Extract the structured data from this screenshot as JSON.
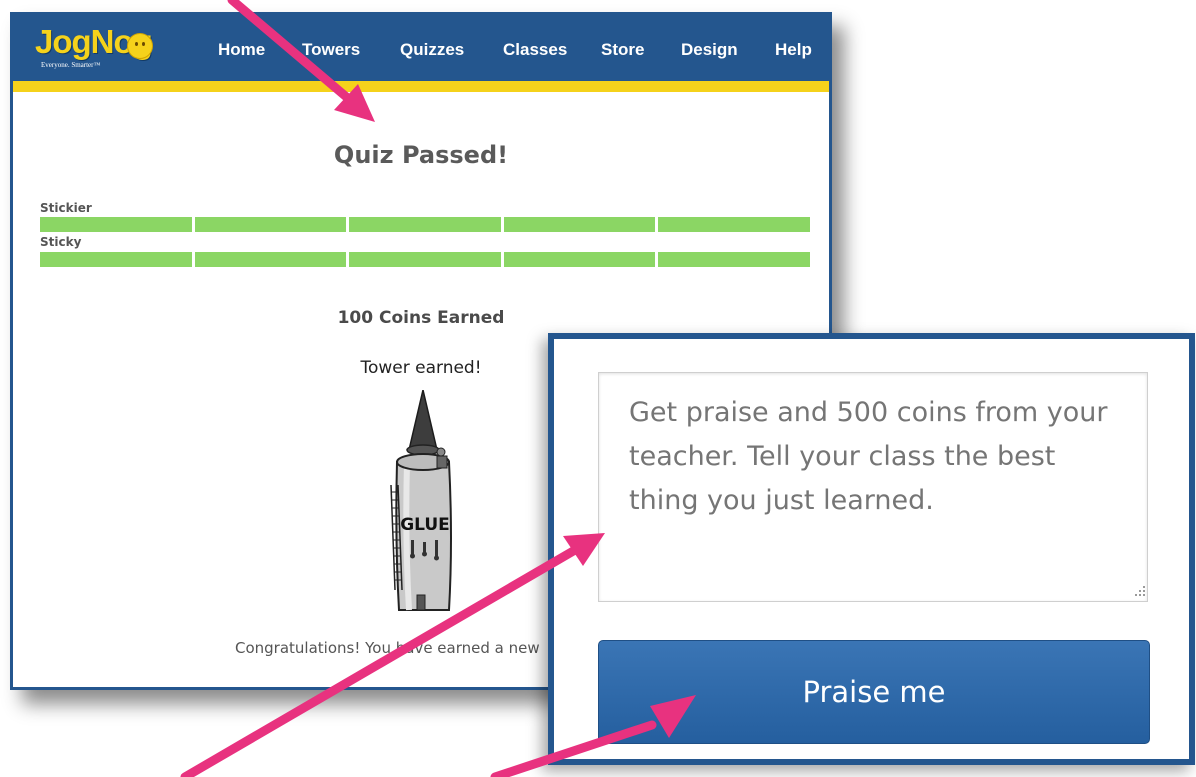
{
  "brand": {
    "logo_text": "JogNog",
    "tagline": "Everyone. Smarter™"
  },
  "nav": {
    "items": [
      "Home",
      "Towers",
      "Quizzes",
      "Classes",
      "Store",
      "Design",
      "Help"
    ]
  },
  "result": {
    "title": "Quiz Passed!",
    "bars": [
      {
        "label": "Stickier",
        "segments": 5,
        "filled": 5
      },
      {
        "label": "Sticky",
        "segments": 5,
        "filled": 5
      }
    ],
    "coins": "100 Coins Earned",
    "tower_earned": "Tower earned!",
    "tower_sign": "GLUE",
    "congrats": "Congratulations! You have earned a new"
  },
  "praise_panel": {
    "placeholder": "Get praise and 500 coins from your teacher. Tell your class the best thing you just learned.",
    "button_label": "Praise me"
  },
  "colors": {
    "brand_blue": "#24568e",
    "accent_yellow": "#f5d21b",
    "progress_green": "#8bd664",
    "arrow_pink": "#e8327f"
  }
}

- - - -

WHAT THIS TASK INVOLVES:
Write the records out again in full, exactly, and skip every picture.

SOLVED PROBLEM:
Extract the structured data from this screenshot as JSON.
{
  "brand": {
    "logo_text": "JogNog",
    "tagline": "Everyone. Smarter™"
  },
  "nav": {
    "items": [
      "Home",
      "Towers",
      "Quizzes",
      "Classes",
      "Store",
      "Design",
      "Help"
    ]
  },
  "result": {
    "title": "Quiz Passed!",
    "bars": [
      {
        "label": "Stickier",
        "segments": 5,
        "filled": 5
      },
      {
        "label": "Sticky",
        "segments": 5,
        "filled": 5
      }
    ],
    "coins": "100 Coins Earned",
    "tower_earned": "Tower earned!",
    "tower_sign": "GLUE",
    "congrats": "Congratulations! You have earned a new"
  },
  "praise_panel": {
    "placeholder": "Get praise and 500 coins from your teacher. Tell your class the best thing you just learned.",
    "button_label": "Praise me"
  },
  "colors": {
    "brand_blue": "#24568e",
    "accent_yellow": "#f5d21b",
    "progress_green": "#8bd664",
    "arrow_pink": "#e8327f"
  }
}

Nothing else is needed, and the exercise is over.